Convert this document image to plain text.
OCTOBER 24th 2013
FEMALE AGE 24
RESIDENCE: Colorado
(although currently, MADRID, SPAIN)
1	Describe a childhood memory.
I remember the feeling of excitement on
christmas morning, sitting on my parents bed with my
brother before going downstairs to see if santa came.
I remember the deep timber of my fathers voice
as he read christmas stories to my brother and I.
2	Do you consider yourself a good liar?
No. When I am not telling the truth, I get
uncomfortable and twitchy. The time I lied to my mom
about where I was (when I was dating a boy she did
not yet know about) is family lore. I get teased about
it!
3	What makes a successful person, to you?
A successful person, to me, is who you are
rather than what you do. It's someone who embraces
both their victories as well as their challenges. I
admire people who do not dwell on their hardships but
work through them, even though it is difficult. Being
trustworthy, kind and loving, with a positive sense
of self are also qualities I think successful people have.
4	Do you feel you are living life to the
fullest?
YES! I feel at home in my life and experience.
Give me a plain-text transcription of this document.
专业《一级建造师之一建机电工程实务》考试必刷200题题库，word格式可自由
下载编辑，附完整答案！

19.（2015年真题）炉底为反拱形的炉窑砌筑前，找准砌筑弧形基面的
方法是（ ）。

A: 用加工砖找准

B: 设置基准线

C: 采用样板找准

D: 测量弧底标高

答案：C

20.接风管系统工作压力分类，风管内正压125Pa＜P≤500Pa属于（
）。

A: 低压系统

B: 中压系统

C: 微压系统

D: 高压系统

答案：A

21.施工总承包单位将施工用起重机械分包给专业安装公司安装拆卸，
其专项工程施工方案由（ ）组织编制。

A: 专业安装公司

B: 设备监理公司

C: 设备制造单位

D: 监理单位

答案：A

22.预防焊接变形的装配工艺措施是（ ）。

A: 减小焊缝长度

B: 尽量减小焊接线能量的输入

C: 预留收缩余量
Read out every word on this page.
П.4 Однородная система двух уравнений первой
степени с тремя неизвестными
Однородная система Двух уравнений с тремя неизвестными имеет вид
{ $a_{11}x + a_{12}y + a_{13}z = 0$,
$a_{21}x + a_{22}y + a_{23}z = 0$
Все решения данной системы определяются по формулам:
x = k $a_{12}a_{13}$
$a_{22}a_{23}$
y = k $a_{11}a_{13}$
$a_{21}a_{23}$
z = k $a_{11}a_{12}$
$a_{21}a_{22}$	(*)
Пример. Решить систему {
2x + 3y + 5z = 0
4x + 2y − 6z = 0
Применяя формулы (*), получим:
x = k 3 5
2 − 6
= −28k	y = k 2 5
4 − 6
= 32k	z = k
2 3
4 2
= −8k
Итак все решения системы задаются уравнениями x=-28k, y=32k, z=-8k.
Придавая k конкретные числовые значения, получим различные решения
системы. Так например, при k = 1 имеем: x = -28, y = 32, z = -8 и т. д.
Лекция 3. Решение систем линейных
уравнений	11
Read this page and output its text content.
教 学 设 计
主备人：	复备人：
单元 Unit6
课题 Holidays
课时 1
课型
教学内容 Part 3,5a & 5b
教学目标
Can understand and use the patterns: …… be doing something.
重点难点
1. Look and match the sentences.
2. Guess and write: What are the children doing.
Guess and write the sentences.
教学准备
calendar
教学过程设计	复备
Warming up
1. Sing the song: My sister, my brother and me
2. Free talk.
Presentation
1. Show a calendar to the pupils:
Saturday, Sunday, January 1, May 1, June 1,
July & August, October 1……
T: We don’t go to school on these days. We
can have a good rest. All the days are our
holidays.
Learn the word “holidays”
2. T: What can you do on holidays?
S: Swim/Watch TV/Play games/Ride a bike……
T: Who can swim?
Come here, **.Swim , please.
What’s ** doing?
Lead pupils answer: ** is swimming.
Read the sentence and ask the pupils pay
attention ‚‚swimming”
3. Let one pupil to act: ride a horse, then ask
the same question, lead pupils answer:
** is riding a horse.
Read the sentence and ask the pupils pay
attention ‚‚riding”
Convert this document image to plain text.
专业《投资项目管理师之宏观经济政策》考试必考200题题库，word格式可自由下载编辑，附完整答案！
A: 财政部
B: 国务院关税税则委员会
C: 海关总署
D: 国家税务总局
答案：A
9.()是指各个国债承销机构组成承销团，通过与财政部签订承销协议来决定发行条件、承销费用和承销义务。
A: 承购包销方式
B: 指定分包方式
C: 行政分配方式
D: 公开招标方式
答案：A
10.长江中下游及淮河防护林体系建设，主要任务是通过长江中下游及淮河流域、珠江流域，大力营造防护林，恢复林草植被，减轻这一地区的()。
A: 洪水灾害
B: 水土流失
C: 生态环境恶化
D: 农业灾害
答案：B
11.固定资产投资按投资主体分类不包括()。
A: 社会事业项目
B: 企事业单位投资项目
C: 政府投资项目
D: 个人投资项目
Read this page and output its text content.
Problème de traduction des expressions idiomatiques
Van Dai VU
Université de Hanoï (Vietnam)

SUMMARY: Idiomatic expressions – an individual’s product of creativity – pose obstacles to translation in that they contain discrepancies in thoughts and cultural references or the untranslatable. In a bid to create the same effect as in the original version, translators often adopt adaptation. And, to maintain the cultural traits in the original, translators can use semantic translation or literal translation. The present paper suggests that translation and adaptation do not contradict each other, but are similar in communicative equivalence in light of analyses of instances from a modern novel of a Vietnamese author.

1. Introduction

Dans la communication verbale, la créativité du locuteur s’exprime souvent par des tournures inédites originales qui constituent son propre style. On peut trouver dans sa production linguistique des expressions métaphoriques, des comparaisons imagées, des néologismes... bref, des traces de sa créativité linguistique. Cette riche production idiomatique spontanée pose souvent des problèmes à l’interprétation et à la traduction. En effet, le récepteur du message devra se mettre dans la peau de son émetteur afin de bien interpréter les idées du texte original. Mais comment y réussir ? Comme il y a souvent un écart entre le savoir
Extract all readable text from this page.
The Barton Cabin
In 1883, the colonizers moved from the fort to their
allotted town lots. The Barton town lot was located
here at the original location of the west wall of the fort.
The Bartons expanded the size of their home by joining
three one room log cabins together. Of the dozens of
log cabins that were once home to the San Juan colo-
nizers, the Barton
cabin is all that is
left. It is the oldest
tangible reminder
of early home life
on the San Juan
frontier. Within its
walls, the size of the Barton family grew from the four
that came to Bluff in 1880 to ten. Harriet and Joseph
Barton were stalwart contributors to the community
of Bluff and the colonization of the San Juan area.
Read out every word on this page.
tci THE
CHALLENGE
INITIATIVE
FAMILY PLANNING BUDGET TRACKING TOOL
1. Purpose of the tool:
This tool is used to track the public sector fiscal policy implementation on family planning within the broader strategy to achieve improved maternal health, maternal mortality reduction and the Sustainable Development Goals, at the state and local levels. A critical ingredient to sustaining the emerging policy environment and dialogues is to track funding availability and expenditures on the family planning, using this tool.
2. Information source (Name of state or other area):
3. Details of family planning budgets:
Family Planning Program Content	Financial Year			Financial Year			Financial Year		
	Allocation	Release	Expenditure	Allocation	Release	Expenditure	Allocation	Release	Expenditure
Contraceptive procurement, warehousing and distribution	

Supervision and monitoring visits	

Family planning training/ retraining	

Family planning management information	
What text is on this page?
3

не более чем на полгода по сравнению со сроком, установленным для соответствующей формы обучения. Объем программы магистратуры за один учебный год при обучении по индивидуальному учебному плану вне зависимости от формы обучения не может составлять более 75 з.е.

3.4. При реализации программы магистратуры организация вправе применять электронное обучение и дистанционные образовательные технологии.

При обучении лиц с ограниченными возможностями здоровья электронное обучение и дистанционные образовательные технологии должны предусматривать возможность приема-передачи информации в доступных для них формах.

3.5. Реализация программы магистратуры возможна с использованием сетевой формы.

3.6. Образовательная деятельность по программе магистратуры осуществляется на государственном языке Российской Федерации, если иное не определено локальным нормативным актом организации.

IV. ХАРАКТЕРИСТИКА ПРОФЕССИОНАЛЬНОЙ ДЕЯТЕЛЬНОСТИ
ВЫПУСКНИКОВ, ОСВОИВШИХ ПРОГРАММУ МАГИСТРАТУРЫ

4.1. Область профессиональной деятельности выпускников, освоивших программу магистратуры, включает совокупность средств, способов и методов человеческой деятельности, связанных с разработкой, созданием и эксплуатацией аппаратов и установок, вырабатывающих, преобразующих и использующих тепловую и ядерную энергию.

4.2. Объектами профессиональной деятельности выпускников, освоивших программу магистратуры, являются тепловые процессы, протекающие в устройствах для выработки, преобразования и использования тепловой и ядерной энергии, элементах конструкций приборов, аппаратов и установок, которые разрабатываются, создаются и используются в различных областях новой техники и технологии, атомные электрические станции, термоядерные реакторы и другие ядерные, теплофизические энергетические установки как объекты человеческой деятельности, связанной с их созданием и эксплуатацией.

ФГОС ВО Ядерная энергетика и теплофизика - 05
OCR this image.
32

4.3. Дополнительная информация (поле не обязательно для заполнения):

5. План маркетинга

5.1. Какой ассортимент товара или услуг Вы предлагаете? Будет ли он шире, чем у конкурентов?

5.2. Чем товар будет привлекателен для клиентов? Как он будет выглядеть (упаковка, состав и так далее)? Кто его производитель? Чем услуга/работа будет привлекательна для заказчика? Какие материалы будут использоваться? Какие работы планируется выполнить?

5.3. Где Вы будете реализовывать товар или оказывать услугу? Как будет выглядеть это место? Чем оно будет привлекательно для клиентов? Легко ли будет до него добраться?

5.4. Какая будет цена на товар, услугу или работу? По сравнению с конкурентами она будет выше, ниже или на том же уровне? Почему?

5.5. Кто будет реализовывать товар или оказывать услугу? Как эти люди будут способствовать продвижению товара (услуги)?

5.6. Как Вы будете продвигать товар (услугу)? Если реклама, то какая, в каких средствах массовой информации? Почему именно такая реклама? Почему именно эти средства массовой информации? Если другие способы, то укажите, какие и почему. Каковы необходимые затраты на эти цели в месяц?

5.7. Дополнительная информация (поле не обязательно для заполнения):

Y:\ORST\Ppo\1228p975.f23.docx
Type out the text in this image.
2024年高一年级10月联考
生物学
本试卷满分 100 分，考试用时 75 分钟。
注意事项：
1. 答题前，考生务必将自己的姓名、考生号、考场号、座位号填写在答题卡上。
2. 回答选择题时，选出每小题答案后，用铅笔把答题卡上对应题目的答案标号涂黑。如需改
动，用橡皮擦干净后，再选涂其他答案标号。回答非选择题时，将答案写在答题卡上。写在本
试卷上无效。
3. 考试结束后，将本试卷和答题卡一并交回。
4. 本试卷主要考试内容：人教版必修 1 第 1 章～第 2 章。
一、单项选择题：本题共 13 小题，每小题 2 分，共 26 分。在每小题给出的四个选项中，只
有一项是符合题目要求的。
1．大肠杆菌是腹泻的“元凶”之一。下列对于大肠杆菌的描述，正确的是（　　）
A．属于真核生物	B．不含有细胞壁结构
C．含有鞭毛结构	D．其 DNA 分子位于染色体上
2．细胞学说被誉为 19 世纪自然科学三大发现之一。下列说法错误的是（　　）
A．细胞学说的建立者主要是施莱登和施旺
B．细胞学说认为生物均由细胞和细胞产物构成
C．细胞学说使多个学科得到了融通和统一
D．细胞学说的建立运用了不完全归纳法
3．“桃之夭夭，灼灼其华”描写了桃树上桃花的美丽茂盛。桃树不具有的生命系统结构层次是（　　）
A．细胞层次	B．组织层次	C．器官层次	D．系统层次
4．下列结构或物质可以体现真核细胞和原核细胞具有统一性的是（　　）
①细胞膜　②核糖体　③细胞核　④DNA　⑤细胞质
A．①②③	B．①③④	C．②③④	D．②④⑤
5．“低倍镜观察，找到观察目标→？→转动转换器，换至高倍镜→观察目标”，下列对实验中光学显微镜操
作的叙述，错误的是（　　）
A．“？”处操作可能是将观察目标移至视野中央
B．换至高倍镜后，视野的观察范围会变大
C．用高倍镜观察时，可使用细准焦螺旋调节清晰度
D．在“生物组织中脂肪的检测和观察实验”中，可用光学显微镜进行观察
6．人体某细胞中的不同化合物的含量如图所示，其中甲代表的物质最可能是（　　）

○ ○ ○

EXERCISE DESCRIPTION:
Out of the records, collect only those lines that contain the string "обязательно".

WRITTEN RESPONSE:
4.3. Дополнительная информация (поле не обязательно для заполнения):
5.7. Дополнительная информация (поле не обязательно для заполнения):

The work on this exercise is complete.